■ Raw records
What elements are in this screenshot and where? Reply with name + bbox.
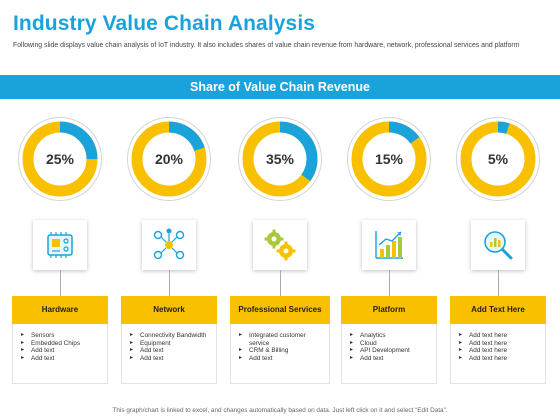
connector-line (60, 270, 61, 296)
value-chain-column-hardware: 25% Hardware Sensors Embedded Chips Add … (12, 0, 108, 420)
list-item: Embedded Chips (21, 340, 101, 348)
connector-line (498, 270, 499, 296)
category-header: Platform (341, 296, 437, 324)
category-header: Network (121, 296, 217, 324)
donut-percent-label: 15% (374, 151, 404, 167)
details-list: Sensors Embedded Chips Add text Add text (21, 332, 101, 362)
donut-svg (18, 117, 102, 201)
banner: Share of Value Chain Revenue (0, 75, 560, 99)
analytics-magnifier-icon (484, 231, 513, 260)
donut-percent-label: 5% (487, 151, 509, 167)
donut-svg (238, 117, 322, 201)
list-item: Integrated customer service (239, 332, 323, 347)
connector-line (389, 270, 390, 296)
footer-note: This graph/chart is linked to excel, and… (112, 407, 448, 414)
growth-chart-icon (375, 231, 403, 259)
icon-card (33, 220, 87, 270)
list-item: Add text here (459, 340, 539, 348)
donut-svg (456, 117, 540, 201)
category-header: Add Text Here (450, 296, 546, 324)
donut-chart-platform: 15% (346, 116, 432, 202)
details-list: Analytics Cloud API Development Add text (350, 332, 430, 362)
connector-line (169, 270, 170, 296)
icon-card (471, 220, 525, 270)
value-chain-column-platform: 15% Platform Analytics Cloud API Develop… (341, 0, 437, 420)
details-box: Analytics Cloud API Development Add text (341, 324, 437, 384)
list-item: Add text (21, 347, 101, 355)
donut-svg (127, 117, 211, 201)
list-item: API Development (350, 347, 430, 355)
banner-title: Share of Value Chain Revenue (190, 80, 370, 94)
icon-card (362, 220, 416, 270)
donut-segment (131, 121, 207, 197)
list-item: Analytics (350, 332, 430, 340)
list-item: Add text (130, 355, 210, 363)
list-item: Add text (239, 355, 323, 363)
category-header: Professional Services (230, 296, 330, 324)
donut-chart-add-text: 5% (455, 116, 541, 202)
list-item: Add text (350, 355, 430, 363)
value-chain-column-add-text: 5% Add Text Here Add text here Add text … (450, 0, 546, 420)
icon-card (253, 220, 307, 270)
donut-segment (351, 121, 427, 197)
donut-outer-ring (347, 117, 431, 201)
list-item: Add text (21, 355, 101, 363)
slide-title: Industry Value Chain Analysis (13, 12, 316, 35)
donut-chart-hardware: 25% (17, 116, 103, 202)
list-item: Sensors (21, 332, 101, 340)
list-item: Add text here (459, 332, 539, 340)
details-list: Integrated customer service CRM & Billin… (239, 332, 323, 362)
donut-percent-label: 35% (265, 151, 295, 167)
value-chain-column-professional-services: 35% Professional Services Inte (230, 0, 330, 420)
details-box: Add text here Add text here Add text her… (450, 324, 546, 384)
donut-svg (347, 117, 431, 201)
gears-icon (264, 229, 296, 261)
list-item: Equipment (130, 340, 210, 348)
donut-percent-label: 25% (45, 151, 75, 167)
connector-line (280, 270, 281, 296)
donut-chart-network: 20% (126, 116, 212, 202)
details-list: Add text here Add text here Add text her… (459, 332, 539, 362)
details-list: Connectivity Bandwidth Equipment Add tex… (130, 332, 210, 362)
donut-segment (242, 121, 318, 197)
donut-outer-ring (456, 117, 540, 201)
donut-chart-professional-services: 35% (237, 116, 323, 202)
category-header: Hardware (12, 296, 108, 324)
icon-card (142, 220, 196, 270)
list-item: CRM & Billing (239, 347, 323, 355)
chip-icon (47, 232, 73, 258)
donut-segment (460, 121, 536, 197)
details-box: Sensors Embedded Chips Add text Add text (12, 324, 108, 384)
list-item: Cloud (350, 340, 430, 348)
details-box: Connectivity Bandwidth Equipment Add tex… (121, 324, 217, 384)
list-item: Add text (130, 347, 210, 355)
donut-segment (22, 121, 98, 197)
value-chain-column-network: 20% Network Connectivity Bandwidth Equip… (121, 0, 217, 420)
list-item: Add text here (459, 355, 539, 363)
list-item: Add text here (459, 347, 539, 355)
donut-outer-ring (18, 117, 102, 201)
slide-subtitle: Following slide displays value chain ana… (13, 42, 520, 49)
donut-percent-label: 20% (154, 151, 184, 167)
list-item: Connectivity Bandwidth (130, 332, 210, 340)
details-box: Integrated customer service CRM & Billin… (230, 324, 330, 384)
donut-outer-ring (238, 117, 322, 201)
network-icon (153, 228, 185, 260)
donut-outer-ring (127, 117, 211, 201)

■ Required task
Please pull out every line in the data above that contains the word "Development".

■ Response
details-list: Analytics Cloud API Development Add text (350, 332, 430, 362)
details-box: Analytics Cloud API Development Add text (341, 324, 437, 384)
list-item: API Development (350, 347, 430, 355)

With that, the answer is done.